● **Short exercise 1**: Set down the part of the forgiveness text below that runs from "Reasons We Don’t" down to "was downright unforgivable.", keeping every word unchanged.
● **Short exercise 2**:
Answer these questions using the forgiveness text below.
(a) What three things does the text say forgiveness is not?
(b) What is the first reason given under "Reasons We Don’t Forgive"?
(c) According to the text, what three things does unforgiveness do to a person?

● **Quoted text**:

Unforgiveness will destroy your relationships, shatter your self-image, and hinder your ability to experience a vibrant walk with the Lord. Practicing unforgiveness is serious and will cause a whole slew of unwanted troubles in your life. Reconcile what can be reconciled, restore what can be restored, create healthy and loving boundaries where needed, and always choose to practice forgiveness. Forgiveness is not forgetting, it is not being a doormat, and it is not condoning how you were wronged. Forgiveness is the way in which you are truly set free from the chains of vengeance, victim-hood, and bitterness. Forgiveness is letting go of the hurt and not letting it control your life.

Reasons We Don’t Forgive

1. The betrayal was too great.

The lie sounds like this: That’s right, what they did was unthinkable and you could not possibly forgive such treachery. You are in pain, you are embarrassed, and frankly, what they did was downright unforgivable.

● **Records shown**:

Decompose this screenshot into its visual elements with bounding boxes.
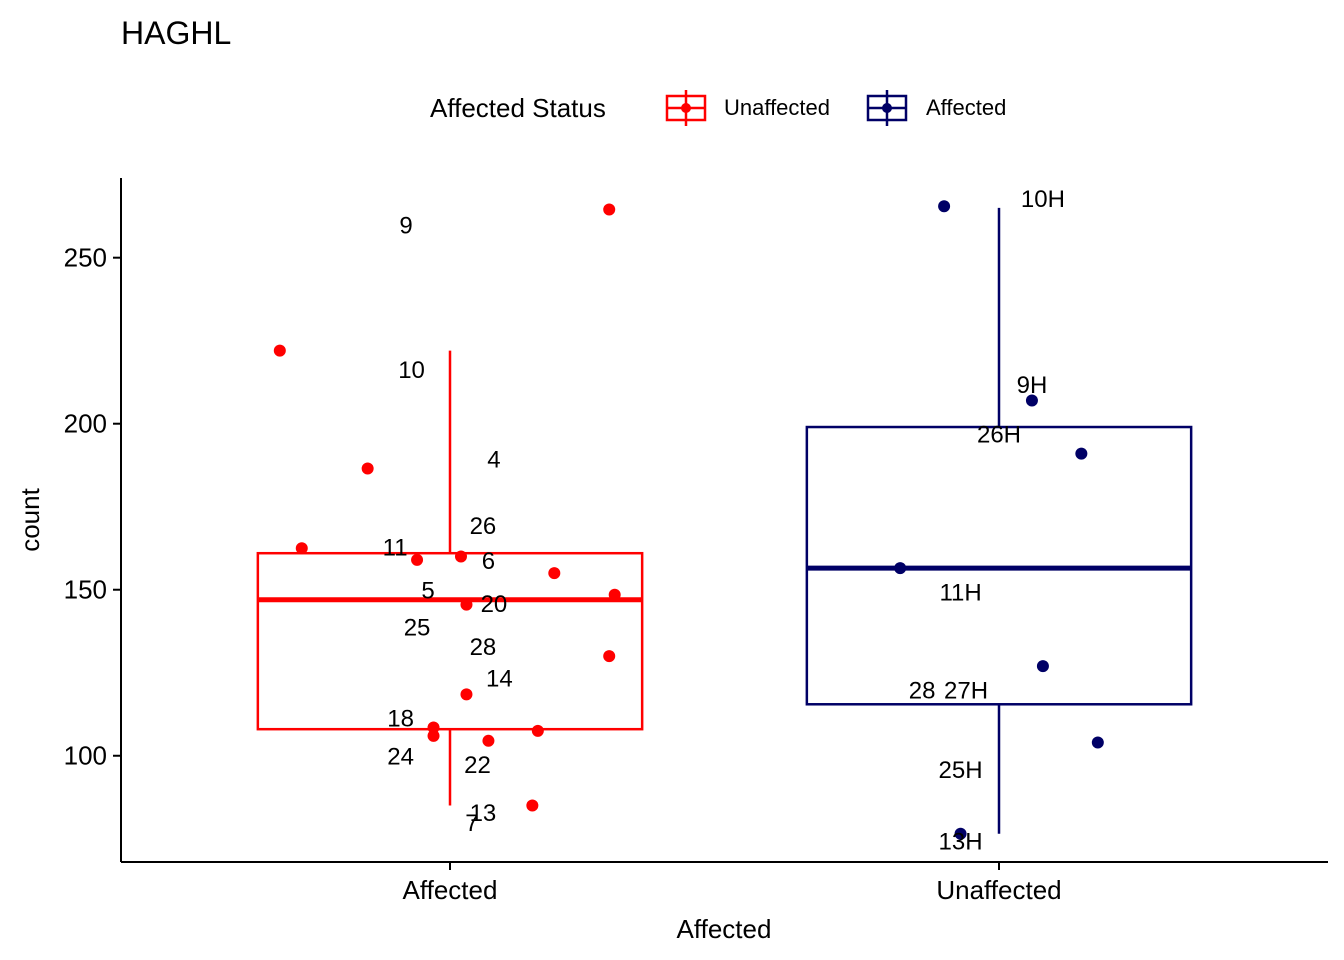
data-point (548, 567, 561, 580)
point-label: 6 (482, 548, 495, 575)
point-label: 11 (383, 535, 408, 562)
axis-ticks: 100 150 200 250 Affected Unaffected (64, 243, 1062, 905)
legend-key-affected (866, 90, 908, 126)
data-point (603, 203, 616, 216)
plot-area: 9 10 4 26 11 6 20 14 18 24 22 10H 9H 26H 11H 27H 13H 5 25 2… (256, 186, 1193, 855)
y-axis-title: count (15, 487, 45, 551)
data-point (361, 462, 374, 475)
point-label: 18 (387, 706, 414, 733)
box-unaffected (805, 207, 1193, 834)
data-point (608, 588, 621, 601)
data-point (1025, 394, 1038, 407)
data-point (411, 553, 424, 566)
point-label: 26H (977, 422, 1021, 449)
data-point (603, 650, 616, 663)
data-point (954, 827, 967, 840)
point-label: 9H (1017, 372, 1048, 399)
point-label: 24 (387, 744, 414, 771)
legend-label-unaffected: Unaffected (724, 95, 830, 120)
y-tick-label: 250 (64, 243, 107, 273)
point-label: 25H (939, 757, 983, 784)
y-tick-label: 200 (64, 409, 107, 439)
point-label: 14 (486, 666, 513, 693)
point-label: 7 (465, 810, 478, 837)
data-point (938, 200, 951, 213)
point-label: 4 (487, 447, 500, 474)
point-label: 10 (398, 357, 425, 384)
x-axis-title: Affected (677, 914, 772, 944)
data-point (482, 734, 495, 747)
legend-title: Affected Status (430, 93, 606, 123)
point-label: 25 (404, 614, 431, 641)
legend: Affected Status Unaffected Affected (430, 90, 1006, 126)
y-tick-label: 100 (64, 741, 107, 771)
box-affected (256, 350, 644, 806)
data-point (454, 550, 467, 563)
chart-title: HAGHL (121, 15, 231, 51)
y-tick-label: 150 (64, 575, 107, 605)
data-point (531, 724, 544, 737)
legend-label-affected: Affected (926, 95, 1006, 120)
x-tick-label: Unaffected (936, 875, 1061, 905)
data-point (427, 721, 440, 734)
point-label: 5 (421, 578, 434, 605)
data-point (1075, 447, 1088, 460)
point-label: 13 (470, 800, 497, 827)
point-label: 13H (939, 828, 983, 855)
point-label: 27H (944, 677, 988, 704)
data-point (295, 542, 308, 555)
legend-key-unaffected (665, 90, 707, 126)
point-label: 26 (470, 513, 497, 540)
data-point (427, 729, 440, 742)
data-point (894, 562, 907, 575)
box-iqr (256, 551, 644, 731)
data-point (1036, 660, 1049, 673)
point-label: 11H (939, 579, 981, 606)
data-point (460, 688, 473, 701)
point-label: 10H (1021, 186, 1065, 213)
data-point (273, 344, 286, 357)
point-label: 20 (481, 591, 508, 618)
data-point (460, 598, 473, 611)
point-label: 9 (399, 212, 412, 239)
data-point (526, 799, 539, 812)
x-tick-label: Affected (403, 875, 498, 905)
point-label: 22 (464, 752, 491, 779)
data-point (1091, 736, 1104, 749)
point-label: 28 (909, 677, 936, 704)
point-label: 28 (470, 634, 497, 661)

● **Task answer 1**:
Reasons We Don’t Forgive

1. The betrayal was too great.

The lie sounds like this: That’s right, what they did was unthinkable and you could not possibly forgive such treachery. You are in pain, you are embarrassed, and frankly, what they did was downright unforgivable.

● **Task answer 2**:
(a) It is not forgetting, not being a doormat, and not condoning how you were wronged.
(b) The betrayal was too great.
(c) It destroys your relationships, shatters your self-image, and hinders your ability to experience a vibrant walk with the Lord.